[EXERCISE PROMPT]
Check every line of the entries that follow, and copy the ones containing "ylabel".
□ □ □
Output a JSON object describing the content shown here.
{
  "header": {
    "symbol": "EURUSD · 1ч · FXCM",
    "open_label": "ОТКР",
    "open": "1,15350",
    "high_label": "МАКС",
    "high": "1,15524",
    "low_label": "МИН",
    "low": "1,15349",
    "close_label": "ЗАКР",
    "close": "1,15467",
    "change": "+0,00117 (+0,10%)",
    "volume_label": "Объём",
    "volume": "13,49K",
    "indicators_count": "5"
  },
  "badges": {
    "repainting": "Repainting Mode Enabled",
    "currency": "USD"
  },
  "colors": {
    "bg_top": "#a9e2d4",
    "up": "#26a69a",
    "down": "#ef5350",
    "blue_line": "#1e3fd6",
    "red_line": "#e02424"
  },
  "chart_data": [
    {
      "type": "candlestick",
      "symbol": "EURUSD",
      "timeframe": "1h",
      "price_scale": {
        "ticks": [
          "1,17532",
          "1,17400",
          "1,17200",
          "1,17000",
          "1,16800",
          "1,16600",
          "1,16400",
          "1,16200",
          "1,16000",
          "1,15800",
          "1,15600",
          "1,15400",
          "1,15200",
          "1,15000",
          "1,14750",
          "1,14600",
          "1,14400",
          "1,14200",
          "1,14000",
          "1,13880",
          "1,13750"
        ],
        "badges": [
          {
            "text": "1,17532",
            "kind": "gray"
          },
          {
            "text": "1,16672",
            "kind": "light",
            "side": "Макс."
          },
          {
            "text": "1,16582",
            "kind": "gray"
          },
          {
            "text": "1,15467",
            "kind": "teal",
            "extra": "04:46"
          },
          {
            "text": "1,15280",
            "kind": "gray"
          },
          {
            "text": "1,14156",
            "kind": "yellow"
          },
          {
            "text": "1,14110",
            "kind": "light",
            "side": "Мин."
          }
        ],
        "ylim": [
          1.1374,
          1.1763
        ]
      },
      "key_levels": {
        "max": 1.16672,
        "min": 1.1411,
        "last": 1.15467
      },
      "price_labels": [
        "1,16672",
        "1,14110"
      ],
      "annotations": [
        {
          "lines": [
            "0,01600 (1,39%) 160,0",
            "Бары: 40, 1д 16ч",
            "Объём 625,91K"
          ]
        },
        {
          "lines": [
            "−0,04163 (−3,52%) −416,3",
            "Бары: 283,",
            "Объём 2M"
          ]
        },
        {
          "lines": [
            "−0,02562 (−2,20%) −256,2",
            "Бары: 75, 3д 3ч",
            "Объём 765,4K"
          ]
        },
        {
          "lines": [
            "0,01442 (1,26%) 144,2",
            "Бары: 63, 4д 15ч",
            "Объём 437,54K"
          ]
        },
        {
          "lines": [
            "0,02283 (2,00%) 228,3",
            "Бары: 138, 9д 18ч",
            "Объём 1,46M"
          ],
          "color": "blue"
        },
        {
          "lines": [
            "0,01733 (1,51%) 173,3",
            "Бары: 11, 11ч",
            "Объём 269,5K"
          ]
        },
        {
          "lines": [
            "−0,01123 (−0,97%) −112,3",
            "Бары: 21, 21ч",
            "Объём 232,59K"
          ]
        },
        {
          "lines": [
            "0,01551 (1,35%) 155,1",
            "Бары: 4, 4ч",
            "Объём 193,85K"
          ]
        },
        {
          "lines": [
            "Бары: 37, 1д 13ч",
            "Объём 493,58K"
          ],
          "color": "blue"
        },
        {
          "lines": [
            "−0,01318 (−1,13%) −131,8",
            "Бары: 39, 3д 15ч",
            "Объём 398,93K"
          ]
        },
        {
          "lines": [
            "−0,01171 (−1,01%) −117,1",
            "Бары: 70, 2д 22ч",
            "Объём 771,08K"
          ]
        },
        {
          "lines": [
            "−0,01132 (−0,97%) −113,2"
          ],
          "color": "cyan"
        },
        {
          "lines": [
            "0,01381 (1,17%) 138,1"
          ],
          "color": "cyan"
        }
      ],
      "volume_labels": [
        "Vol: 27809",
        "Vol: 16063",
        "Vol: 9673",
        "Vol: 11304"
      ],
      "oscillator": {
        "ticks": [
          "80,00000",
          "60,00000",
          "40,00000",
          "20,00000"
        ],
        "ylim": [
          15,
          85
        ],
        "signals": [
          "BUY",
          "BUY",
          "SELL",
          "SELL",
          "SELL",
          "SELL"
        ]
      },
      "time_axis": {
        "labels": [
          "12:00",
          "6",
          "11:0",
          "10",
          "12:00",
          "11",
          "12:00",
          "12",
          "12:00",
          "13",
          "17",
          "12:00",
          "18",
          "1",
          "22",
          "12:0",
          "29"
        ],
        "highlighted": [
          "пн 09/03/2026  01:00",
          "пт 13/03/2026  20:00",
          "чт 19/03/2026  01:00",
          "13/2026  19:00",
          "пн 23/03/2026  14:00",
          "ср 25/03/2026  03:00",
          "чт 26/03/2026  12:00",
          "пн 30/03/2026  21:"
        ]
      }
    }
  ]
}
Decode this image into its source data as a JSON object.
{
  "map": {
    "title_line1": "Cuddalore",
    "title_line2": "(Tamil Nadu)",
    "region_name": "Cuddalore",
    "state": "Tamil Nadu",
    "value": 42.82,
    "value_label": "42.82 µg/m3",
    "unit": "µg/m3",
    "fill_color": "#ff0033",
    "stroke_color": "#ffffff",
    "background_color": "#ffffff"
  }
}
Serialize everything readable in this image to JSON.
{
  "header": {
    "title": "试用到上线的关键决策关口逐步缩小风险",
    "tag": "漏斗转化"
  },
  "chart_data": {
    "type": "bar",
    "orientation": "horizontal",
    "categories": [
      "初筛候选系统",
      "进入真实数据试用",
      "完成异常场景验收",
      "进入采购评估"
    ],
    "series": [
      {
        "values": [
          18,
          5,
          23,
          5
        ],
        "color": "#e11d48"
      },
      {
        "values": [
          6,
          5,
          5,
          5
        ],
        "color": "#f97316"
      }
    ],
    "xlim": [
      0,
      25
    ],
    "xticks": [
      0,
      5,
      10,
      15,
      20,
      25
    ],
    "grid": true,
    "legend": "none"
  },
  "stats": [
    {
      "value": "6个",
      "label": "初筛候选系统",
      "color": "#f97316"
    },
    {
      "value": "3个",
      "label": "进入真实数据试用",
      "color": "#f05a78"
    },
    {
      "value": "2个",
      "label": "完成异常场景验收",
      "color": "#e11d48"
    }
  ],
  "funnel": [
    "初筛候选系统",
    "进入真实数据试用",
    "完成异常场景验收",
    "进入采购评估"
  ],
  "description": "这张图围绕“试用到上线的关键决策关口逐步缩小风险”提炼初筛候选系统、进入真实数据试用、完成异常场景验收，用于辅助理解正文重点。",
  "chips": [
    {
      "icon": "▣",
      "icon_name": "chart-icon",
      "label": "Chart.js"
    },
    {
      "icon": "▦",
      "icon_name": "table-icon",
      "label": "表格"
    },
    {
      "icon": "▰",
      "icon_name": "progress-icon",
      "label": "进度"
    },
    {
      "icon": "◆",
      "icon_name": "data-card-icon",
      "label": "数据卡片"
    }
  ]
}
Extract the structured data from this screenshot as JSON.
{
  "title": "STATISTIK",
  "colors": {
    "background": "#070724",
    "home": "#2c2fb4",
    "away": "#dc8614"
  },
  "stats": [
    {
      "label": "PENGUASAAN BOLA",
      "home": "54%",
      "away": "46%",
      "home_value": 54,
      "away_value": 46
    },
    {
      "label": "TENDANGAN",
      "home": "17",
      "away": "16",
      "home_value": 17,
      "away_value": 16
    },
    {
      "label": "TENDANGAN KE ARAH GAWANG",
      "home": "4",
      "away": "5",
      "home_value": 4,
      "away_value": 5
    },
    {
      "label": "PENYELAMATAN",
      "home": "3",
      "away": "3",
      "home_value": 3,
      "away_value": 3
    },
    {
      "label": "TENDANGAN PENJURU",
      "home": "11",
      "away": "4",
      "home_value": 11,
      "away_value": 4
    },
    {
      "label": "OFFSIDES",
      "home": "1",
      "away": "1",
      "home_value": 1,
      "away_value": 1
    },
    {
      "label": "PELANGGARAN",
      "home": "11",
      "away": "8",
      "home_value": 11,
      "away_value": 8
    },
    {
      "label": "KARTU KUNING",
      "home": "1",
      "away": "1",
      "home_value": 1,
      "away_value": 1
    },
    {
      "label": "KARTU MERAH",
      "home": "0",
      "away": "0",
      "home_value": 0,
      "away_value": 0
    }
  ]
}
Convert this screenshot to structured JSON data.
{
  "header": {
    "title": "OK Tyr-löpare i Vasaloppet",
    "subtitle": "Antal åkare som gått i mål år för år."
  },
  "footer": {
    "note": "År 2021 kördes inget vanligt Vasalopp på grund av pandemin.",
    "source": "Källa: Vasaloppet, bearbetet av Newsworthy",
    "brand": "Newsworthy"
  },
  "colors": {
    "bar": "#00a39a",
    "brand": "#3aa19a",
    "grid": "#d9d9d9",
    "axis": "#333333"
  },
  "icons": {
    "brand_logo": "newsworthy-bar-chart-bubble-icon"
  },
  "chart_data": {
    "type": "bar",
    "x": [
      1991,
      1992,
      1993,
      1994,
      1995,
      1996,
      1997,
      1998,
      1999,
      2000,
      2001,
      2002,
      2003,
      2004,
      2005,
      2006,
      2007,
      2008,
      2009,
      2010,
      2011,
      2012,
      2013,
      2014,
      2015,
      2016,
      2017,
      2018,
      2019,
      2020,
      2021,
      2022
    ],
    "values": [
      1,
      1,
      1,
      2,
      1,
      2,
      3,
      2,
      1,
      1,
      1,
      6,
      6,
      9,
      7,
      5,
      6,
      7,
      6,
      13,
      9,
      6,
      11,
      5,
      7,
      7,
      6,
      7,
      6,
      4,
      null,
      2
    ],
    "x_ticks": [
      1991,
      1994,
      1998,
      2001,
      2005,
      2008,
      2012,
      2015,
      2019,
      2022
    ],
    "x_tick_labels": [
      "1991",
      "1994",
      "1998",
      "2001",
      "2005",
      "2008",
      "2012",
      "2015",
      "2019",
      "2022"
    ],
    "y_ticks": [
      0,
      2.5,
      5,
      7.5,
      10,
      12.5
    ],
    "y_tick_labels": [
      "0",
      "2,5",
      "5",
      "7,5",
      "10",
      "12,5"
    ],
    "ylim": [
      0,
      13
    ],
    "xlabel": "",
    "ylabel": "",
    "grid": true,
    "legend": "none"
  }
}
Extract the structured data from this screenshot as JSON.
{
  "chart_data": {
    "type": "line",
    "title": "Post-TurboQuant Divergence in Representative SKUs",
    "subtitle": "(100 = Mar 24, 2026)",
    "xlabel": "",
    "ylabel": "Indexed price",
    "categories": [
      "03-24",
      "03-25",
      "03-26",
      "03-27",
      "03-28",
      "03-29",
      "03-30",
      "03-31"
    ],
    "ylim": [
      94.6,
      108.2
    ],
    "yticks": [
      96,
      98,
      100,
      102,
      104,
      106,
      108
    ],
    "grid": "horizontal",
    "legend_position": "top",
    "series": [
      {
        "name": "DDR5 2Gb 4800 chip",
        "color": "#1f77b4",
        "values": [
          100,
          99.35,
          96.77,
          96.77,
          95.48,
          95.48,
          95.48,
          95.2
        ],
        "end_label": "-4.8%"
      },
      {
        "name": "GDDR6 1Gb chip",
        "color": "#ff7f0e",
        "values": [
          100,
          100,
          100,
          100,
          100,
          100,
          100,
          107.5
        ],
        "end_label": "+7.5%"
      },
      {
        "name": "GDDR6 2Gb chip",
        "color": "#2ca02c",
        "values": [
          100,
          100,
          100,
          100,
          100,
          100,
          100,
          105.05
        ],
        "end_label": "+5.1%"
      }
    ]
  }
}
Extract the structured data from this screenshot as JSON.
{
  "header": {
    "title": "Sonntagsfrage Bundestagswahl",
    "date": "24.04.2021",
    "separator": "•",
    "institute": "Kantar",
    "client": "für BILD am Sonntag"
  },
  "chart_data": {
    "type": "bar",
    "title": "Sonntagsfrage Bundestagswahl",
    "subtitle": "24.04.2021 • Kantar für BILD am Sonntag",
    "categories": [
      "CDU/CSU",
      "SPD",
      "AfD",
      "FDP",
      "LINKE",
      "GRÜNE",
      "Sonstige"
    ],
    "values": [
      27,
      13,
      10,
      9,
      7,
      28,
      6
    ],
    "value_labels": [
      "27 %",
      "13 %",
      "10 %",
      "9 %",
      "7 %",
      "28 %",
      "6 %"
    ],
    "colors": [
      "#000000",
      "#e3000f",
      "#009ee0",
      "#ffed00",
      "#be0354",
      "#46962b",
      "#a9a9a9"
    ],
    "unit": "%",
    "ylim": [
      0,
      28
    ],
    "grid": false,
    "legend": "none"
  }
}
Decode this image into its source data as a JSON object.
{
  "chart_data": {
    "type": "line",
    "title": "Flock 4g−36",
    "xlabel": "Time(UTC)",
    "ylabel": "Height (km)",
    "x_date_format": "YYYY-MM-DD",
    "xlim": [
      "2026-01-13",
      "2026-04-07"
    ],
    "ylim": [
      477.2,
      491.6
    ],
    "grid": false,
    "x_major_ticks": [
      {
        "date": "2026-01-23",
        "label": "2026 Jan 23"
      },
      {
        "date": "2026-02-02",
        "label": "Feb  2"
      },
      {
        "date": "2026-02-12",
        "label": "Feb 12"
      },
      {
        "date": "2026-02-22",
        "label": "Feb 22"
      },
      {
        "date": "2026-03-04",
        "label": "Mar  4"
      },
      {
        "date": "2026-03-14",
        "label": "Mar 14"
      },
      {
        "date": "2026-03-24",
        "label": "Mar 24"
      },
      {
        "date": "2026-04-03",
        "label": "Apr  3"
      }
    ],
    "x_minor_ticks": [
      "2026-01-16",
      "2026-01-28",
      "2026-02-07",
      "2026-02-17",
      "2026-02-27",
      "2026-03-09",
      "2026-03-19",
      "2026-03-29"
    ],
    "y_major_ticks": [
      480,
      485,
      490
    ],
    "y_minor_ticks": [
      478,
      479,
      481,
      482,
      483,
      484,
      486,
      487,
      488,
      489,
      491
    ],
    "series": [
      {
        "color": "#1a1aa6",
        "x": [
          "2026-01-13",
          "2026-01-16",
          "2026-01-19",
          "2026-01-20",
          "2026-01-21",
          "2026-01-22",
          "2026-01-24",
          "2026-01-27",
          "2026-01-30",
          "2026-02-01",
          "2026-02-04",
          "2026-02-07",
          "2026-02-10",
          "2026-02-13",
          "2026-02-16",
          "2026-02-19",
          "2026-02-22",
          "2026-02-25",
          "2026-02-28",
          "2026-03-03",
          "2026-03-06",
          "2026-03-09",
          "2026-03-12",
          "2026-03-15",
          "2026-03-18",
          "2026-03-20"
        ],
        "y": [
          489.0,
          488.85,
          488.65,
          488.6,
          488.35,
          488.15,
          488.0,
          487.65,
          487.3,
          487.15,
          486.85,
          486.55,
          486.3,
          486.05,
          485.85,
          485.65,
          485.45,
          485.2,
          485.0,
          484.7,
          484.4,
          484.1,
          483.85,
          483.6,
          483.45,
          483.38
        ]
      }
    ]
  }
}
□ □ □
[ANSWER FOR THE TASK]
    "ylabel": "",
    "ylabel": "Indexed price",
    "ylabel": "Height (km)",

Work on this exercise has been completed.